───── EXERCISE MATERIAL ─────
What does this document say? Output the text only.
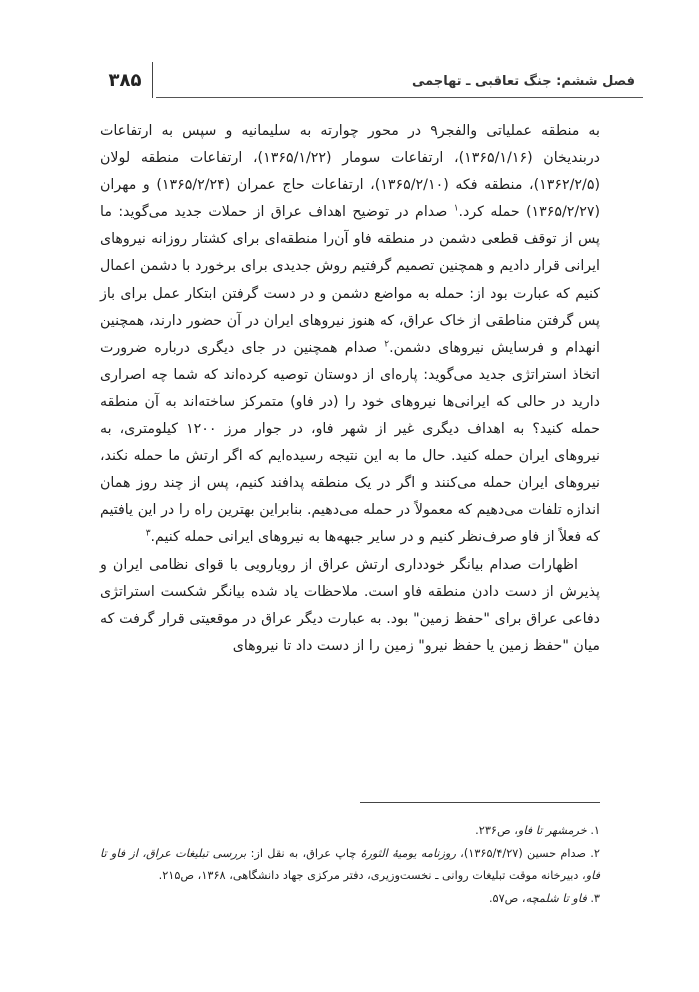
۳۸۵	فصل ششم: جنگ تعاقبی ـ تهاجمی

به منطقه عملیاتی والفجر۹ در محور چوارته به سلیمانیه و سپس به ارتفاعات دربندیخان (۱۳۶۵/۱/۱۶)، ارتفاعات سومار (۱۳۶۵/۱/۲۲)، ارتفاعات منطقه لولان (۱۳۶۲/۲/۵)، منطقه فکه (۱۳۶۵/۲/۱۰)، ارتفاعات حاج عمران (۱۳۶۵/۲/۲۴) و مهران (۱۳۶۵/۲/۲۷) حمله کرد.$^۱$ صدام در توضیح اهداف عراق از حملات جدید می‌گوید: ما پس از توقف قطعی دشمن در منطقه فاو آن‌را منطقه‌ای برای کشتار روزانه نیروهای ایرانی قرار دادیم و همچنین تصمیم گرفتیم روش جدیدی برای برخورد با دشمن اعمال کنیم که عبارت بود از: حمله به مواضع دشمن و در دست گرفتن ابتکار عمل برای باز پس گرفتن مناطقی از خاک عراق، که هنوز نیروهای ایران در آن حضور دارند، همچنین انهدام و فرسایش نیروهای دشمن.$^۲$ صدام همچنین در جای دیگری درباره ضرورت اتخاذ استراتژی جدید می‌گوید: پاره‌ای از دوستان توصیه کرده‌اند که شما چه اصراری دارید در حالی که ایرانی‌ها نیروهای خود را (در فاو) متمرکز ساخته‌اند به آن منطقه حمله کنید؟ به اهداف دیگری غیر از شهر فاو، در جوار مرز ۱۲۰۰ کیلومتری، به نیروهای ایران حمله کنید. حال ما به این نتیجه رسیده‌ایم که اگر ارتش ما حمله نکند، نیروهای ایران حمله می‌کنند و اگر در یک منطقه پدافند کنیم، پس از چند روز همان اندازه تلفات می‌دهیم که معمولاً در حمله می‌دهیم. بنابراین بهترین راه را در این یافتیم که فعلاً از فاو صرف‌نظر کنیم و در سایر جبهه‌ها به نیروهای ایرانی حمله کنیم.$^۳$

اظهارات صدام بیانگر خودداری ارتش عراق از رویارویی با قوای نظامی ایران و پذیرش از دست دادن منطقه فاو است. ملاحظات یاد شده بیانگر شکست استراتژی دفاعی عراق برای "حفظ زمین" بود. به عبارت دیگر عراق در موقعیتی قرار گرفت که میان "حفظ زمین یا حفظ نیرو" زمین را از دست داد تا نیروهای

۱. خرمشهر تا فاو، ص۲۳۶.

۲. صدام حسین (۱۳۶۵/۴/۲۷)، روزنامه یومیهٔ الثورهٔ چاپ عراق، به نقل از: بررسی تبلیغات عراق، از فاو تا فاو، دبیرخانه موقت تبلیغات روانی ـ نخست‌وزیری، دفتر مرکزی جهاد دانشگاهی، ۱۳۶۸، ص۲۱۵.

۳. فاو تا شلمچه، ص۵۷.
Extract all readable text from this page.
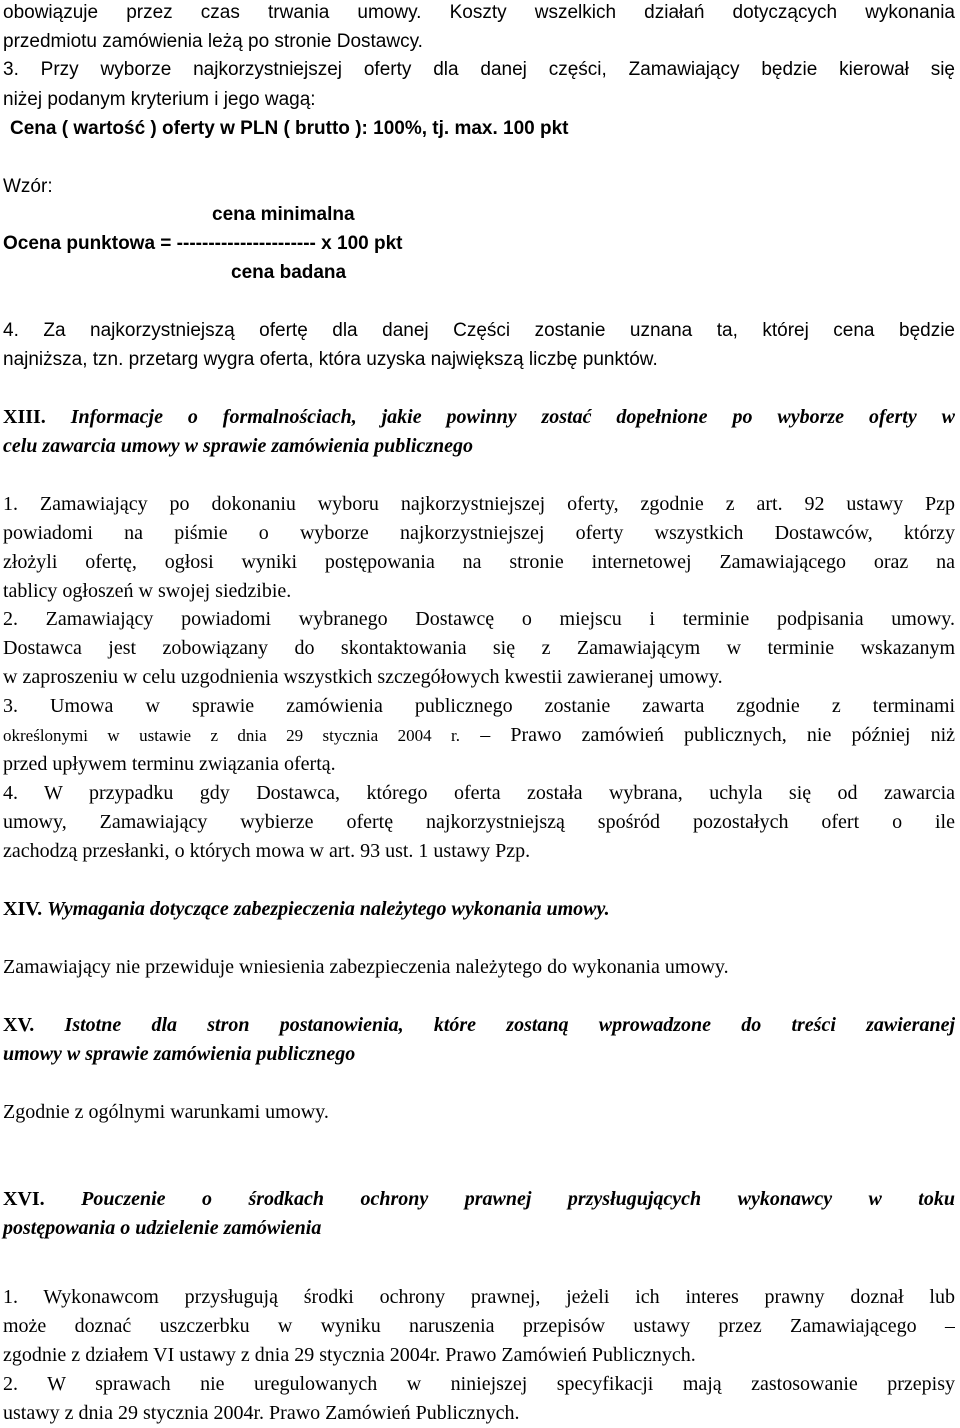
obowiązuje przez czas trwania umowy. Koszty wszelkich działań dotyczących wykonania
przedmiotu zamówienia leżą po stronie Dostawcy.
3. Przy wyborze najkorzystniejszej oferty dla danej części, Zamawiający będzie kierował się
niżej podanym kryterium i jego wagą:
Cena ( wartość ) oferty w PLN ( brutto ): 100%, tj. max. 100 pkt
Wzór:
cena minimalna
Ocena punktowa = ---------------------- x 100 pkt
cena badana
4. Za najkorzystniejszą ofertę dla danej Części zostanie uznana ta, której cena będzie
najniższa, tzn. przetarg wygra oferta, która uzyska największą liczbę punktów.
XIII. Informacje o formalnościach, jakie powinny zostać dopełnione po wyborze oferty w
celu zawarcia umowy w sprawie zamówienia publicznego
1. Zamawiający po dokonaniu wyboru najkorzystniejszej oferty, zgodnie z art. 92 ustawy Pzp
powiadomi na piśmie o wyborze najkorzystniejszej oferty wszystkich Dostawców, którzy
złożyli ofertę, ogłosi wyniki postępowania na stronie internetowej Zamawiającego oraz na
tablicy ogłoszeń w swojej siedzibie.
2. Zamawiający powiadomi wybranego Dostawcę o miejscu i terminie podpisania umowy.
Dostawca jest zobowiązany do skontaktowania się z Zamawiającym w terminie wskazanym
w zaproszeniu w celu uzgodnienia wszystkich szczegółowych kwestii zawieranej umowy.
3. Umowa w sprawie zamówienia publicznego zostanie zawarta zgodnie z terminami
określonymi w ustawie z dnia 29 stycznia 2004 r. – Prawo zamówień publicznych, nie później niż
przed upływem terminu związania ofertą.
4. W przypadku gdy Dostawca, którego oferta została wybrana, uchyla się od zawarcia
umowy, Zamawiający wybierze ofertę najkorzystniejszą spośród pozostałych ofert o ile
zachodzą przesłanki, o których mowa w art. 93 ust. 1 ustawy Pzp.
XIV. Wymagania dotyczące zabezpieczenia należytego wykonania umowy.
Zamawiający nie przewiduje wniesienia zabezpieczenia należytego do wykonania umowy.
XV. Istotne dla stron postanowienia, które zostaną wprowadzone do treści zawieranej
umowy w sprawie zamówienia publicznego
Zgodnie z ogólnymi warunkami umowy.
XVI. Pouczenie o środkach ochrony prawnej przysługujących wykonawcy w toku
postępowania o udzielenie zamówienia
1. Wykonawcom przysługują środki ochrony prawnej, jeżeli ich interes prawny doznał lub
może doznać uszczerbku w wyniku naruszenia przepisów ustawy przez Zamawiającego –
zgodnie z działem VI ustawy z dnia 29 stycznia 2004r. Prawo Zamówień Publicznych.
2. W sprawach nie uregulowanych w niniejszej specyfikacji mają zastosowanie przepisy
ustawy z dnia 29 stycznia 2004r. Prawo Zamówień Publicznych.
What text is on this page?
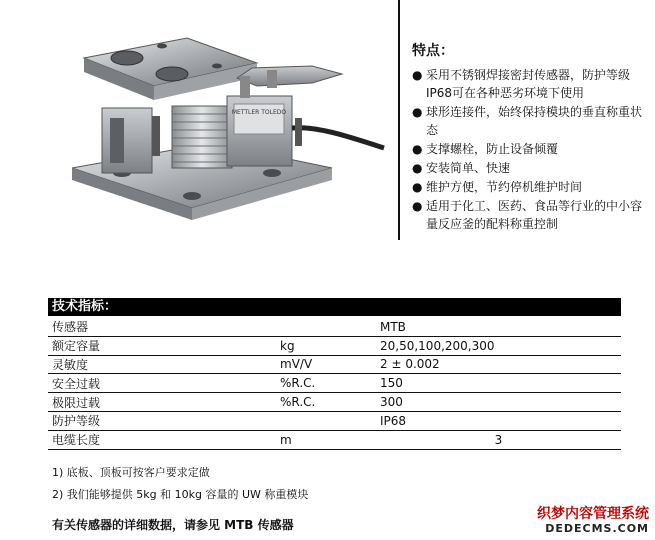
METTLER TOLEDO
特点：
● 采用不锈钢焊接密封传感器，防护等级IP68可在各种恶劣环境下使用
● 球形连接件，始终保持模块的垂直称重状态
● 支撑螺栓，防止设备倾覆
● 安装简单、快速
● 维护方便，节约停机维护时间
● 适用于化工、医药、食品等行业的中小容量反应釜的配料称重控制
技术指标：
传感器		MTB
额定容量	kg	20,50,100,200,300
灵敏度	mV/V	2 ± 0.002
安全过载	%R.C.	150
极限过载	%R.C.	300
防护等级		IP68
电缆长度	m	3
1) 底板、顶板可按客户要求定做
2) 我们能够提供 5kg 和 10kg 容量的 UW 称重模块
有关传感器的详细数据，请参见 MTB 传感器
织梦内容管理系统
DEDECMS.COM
─────
**WHAT THIS TASK INVOLVES**
Without any pictures, write out the lines running from the one containing "What text is on this page?" through the end of the listing above, both included, exactly as given.

**TASK SOLUTION**
What text is on this page?
METTLER TOLEDO
特点：
● 采用不锈钢焊接密封传感器，防护等级IP68可在各种恶劣环境下使用
● 球形连接件，始终保持模块的垂直称重状态
● 支撑螺栓，防止设备倾覆
● 安装简单、快速
● 维护方便，节约停机维护时间
● 适用于化工、医药、食品等行业的中小容量反应釜的配料称重控制
技术指标：
传感器		MTB
额定容量	kg	20,50,100,200,300
灵敏度	mV/V	2 ± 0.002
安全过载	%R.C.	150
极限过载	%R.C.	300
防护等级		IP68
电缆长度	m	3
1) 底板、顶板可按客户要求定做
2) 我们能够提供 5kg 和 10kg 容量的 UW 称重模块
有关传感器的详细数据，请参见 MTB 传感器
织梦内容管理系统
DEDECMS.COM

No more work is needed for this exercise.